• [Requests]:
A: In the text about the song "Key Largo," what peak position did the single reach on the Billboard Hot 100?
B: Which music charts are named in the text about the song "Key Largo," and what position did the song reach on each?
C: Continue the text about the song "Key Largo" from its last sentence.
--- Start of Provided text ---
"Key Largo" is a popular song recorded by Bertie Higgins in 1981. Released as a single in September of that year, it became, in early 1982, Higgins' only Top 40 hit in the United States; it peaked at #8 on the Billboard Hot 100 chart. The track spent 17 weeks in the Top 40 and was certified Gold by the RIAA. In addition, "Key Largo" topped the adult contemporary chart for two weeks. In the United Kingdom, it reached #60 on the UK Singles Chart.

Background and content
The song's lyrics plead with a lover to reconsider ending a romance the singer compares to that depicted by Humphrey Bogart and Lauren Bacall, the stars of the 1948 namesake film. The glamorous couple is recalled in the lyric We had it all / Just like Bogie and Bacall / Starring in our own late late show / Sailin' away to Key Largo. 
The lyrics also draw from the film Casablanca, in the lines "Here's looking at you, kid" and "Please say you will / Play it again". The song "Key Largo" was included on Higgins' album Just Another Day in Paradise.

In 2009, VH1 ranked "Key Largo" #75 on its program 100 Greatest One Hit Wonders of the 80s.
--- End of Provided text ---
--- Start of Given information ---
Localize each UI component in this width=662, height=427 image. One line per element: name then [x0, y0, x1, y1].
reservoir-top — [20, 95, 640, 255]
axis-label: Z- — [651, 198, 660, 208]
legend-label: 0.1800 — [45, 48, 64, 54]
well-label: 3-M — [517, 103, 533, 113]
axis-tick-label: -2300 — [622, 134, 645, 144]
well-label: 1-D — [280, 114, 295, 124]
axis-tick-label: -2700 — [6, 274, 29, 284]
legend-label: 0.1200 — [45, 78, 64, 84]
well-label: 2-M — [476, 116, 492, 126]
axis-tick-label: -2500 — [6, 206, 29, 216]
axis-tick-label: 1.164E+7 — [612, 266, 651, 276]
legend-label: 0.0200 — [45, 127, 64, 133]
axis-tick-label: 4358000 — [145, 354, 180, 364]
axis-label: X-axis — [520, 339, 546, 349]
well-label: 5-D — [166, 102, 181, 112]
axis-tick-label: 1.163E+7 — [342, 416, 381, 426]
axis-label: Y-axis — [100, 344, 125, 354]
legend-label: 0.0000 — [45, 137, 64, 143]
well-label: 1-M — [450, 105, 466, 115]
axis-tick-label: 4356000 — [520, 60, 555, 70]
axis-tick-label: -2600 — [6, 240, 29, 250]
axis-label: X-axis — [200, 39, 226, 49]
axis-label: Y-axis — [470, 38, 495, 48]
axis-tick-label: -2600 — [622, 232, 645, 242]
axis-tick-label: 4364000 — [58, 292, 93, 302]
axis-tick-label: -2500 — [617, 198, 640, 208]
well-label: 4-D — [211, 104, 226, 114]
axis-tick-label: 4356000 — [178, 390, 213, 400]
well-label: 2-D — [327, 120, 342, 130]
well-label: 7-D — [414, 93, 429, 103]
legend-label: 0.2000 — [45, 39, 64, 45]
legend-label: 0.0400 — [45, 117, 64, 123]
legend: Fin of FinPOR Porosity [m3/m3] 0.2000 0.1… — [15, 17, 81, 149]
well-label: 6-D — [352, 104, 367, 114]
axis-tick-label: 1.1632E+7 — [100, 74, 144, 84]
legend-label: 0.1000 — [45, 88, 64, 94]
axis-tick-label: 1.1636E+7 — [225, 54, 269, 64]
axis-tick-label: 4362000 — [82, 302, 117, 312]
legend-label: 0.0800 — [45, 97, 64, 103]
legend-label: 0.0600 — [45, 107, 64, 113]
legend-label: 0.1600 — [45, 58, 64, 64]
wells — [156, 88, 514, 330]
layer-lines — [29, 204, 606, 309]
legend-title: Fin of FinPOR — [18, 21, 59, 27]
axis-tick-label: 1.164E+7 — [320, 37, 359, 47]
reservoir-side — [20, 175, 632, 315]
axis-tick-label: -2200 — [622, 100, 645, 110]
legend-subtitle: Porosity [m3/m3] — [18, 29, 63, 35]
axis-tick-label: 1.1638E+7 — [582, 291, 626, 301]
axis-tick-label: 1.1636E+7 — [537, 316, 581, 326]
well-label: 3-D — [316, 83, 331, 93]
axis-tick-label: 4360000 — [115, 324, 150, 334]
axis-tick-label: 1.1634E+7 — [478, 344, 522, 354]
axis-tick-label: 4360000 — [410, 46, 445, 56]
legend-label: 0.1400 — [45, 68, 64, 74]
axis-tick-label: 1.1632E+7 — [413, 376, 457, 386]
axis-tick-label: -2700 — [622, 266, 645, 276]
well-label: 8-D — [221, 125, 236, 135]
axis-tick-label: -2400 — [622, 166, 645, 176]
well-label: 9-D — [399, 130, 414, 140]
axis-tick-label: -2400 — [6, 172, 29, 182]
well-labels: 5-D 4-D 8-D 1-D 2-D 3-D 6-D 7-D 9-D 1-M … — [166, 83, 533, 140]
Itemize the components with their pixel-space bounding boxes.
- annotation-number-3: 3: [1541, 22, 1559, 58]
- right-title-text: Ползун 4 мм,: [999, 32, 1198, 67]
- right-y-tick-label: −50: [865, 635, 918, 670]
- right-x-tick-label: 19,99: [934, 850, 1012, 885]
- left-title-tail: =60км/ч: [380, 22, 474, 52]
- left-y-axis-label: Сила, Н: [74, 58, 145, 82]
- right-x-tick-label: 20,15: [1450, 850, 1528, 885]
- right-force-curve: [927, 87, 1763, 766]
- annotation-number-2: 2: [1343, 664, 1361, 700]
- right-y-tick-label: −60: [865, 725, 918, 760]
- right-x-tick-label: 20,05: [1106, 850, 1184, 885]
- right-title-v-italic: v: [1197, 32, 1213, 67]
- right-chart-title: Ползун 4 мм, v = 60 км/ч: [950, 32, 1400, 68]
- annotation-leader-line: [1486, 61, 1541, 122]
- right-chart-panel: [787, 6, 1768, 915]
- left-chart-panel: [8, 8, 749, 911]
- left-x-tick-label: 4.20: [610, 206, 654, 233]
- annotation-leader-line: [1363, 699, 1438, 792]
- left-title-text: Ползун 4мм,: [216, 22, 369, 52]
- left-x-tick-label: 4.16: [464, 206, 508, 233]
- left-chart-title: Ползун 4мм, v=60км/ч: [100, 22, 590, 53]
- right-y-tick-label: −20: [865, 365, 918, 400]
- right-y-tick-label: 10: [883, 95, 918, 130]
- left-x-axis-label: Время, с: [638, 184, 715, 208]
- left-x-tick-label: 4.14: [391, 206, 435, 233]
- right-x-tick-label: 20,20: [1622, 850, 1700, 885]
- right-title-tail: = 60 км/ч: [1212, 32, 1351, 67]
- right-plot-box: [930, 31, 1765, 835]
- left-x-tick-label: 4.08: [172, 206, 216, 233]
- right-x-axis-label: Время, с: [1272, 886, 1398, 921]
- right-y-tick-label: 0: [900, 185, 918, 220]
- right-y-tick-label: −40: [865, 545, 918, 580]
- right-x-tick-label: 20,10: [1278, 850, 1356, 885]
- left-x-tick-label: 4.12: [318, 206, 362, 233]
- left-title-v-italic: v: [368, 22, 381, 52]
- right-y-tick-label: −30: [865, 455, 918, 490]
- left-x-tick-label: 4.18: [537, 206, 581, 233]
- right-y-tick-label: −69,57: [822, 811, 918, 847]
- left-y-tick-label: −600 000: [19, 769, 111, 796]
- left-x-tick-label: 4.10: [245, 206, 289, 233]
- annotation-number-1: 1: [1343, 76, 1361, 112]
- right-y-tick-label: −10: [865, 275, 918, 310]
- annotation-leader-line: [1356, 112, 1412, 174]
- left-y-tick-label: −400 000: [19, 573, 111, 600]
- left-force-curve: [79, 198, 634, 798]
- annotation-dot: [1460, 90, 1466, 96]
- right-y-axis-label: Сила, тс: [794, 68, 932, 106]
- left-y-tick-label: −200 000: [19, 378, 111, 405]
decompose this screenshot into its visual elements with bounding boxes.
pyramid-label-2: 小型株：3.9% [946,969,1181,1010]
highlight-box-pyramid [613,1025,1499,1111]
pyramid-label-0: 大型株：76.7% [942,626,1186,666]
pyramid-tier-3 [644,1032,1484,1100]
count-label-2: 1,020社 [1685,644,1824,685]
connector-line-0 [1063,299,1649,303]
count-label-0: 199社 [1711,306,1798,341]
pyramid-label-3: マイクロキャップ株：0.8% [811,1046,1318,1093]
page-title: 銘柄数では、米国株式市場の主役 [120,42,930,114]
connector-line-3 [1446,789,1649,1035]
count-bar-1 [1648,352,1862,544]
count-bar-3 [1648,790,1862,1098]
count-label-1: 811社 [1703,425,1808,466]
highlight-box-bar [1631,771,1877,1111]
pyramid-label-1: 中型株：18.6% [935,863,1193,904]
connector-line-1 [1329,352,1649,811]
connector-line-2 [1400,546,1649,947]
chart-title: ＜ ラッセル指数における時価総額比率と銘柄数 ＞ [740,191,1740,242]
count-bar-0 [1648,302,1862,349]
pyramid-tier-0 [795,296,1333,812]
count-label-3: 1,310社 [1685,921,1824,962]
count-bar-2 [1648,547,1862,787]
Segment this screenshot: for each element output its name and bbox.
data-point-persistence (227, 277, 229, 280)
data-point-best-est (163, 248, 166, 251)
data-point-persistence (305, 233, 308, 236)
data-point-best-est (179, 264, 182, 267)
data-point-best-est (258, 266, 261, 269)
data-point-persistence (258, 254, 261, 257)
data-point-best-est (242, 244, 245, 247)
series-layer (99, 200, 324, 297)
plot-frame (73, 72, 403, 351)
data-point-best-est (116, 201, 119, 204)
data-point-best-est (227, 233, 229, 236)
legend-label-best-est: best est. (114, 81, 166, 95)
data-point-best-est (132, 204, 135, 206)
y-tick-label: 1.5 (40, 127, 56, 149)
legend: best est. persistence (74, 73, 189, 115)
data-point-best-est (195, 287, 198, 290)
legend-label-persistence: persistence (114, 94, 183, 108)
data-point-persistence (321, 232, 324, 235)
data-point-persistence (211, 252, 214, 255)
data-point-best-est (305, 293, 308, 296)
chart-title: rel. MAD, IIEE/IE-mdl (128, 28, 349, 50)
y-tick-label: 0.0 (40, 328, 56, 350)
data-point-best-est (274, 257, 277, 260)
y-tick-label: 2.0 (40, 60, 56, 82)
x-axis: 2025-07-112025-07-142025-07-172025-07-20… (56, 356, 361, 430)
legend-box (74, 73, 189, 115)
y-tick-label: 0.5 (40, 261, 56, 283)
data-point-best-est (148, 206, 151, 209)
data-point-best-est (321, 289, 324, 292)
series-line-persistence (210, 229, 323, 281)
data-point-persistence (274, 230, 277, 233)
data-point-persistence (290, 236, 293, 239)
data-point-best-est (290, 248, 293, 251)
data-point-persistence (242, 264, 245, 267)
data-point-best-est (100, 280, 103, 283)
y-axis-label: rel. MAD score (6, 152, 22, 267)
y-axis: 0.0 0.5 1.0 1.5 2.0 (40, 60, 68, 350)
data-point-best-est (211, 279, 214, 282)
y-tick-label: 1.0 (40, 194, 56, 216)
--- End of Given information ---
• [Outputs]:
A: #8

B:
- Billboard Hot 100: #8
- Adult contemporary chart: #1 (for two weeks)
- UK Singles Chart: #60

C:
Music video
A promotional music video was produced in 1982, filmed in and around Tarpon Springs, Florida. It begins with Bertie Higgins leaning against a pole, smoking a cigarette, reminiscing.  Later, the singer is seen walking with a young woman, played by then-17-year-old Patty Wolfe.  The scene then cuts to the pair riding in a motorboat around Anclote Key, off Tarpon Springs. The video also shows them in a car on Fred Howard Park. The final moments depict the two walking along a beach at sunset.

Chart performance

Weekly charts

Year-end charts

Certifications and sales

See also
List of number-one adult contemporary singles of 1982 (U.S.)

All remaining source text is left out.